##### DATA FOR THIS EXERCISE #####

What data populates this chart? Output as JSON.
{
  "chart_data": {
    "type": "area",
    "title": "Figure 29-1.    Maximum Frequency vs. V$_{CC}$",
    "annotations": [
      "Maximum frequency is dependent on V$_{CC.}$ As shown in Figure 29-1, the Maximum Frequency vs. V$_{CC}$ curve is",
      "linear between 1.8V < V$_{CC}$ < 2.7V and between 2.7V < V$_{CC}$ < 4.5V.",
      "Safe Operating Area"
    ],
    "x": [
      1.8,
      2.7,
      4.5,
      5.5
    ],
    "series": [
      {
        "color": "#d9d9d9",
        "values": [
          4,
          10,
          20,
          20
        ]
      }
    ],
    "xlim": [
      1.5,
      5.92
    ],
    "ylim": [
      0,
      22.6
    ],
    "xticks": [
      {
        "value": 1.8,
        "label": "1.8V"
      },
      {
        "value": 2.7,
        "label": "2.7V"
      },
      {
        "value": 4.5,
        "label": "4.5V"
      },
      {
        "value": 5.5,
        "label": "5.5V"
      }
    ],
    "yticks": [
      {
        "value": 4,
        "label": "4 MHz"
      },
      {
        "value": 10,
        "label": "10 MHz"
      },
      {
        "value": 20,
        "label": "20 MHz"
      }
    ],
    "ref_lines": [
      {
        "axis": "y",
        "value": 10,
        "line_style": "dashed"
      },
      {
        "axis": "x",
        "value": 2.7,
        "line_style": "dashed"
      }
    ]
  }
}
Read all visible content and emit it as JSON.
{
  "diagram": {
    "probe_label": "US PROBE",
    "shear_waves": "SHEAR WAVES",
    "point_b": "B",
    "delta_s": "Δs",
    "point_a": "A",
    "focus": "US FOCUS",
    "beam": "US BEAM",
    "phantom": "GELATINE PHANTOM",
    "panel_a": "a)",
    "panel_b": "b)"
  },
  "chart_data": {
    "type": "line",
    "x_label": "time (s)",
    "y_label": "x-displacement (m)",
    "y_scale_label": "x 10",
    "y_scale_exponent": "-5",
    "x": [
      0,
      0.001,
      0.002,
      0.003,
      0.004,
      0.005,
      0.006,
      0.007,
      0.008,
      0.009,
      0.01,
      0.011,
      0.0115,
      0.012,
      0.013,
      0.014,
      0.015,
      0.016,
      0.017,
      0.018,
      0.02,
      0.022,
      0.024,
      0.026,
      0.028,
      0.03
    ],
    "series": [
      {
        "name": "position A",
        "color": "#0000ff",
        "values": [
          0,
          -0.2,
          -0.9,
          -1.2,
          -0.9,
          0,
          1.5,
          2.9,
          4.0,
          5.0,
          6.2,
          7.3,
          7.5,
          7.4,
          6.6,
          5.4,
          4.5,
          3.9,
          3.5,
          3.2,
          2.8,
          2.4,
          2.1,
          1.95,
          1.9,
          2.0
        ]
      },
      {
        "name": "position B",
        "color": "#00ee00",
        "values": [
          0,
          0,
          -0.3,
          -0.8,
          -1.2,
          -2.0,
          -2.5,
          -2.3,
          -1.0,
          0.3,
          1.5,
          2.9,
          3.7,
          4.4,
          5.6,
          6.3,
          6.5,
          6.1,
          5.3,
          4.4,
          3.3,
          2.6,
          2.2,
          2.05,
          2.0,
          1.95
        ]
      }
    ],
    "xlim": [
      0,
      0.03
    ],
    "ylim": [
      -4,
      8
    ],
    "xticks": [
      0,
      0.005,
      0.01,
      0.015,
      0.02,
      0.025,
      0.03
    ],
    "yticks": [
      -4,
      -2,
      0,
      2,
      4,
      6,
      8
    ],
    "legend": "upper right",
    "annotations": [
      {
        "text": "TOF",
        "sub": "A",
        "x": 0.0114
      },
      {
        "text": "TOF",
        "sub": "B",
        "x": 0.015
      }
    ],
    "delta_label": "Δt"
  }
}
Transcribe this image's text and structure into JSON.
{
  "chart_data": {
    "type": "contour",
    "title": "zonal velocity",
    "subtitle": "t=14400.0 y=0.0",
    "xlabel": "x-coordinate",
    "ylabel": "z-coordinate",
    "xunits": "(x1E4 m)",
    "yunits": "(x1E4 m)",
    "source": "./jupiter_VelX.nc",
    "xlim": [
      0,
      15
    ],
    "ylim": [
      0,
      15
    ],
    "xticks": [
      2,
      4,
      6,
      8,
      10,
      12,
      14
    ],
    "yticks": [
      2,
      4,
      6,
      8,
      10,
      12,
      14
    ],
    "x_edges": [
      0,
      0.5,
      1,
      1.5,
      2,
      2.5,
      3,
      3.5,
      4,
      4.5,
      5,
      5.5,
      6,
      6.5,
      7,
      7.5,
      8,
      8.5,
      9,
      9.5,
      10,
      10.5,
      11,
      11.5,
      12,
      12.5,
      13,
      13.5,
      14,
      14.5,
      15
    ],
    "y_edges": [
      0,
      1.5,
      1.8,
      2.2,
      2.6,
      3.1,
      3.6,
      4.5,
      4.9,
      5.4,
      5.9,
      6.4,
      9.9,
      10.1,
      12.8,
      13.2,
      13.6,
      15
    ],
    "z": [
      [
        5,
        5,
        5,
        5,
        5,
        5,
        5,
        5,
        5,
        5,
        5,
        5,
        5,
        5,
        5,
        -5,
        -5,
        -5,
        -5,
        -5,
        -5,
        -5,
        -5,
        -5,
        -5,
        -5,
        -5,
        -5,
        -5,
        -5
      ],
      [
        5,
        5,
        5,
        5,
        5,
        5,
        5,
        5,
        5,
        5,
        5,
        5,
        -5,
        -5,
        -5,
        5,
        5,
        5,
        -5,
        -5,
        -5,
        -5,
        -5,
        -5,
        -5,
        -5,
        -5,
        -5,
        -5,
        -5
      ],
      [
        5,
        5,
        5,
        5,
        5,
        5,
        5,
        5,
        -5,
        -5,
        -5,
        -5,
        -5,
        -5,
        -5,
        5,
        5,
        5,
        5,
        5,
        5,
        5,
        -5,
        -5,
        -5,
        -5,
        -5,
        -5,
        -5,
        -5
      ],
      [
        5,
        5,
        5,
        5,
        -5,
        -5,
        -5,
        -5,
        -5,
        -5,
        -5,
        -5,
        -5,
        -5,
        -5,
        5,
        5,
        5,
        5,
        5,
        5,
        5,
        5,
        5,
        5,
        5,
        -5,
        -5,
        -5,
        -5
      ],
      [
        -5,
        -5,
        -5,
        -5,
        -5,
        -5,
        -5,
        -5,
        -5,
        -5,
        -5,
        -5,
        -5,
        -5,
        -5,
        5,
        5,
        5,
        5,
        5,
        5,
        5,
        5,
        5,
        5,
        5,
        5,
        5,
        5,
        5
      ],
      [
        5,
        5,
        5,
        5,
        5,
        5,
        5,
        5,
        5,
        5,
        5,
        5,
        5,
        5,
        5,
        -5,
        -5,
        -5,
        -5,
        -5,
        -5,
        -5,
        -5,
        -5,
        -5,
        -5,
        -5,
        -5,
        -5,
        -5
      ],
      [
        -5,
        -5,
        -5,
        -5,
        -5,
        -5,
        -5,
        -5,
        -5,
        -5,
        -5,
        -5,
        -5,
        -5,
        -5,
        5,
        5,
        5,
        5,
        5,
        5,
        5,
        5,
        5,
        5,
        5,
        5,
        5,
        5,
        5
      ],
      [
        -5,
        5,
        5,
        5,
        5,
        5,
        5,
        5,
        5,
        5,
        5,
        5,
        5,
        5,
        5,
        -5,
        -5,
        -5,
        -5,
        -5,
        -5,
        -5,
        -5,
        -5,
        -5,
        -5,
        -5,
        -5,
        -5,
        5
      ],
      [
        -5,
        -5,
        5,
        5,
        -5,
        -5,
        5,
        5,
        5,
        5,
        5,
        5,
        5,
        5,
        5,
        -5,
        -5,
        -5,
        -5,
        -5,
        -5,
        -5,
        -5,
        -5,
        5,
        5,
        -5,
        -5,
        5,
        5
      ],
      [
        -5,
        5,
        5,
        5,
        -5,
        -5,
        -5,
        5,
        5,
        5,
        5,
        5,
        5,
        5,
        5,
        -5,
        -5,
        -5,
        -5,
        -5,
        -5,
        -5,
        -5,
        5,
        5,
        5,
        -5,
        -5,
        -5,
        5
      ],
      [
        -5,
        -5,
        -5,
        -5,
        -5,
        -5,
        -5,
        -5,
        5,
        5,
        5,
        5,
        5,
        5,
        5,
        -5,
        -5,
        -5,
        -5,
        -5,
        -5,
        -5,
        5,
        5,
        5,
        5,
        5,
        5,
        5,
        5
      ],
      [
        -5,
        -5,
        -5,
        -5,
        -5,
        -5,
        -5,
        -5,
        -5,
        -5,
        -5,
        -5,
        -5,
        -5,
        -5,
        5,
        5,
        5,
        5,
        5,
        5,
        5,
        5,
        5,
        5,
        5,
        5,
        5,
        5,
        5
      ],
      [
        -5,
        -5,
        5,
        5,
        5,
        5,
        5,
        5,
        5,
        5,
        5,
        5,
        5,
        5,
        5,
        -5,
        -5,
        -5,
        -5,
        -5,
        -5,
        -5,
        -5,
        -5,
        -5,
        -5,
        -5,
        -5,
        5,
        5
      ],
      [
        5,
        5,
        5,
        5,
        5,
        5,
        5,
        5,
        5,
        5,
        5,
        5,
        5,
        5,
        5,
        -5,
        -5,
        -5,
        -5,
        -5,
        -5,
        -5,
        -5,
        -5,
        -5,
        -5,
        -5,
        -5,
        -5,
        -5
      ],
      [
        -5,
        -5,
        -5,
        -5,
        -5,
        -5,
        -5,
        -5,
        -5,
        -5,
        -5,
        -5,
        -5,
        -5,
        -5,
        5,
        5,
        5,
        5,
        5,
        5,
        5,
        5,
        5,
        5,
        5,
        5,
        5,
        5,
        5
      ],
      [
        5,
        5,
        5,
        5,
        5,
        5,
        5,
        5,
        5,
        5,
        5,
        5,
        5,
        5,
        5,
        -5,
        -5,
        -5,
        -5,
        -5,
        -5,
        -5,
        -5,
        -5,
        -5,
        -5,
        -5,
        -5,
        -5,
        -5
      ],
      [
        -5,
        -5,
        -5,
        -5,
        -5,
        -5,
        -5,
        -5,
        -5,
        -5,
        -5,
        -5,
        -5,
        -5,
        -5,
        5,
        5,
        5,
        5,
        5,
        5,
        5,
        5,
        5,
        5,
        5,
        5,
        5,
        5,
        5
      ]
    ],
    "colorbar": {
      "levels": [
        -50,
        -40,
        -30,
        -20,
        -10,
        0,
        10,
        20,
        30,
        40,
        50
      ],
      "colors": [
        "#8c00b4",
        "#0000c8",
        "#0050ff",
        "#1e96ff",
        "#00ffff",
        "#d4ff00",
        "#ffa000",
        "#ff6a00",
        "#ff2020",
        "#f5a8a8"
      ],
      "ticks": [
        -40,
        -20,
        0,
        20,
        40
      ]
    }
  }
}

#####

- _EXERCISE_
Show all lines in the entries above where the word "JSON" appears.

- _COMPLETE OUTPUT_
What data populates this chart? Output as JSON.
Read all visible content and emit it as JSON.
Transcribe this image's text and structure into JSON.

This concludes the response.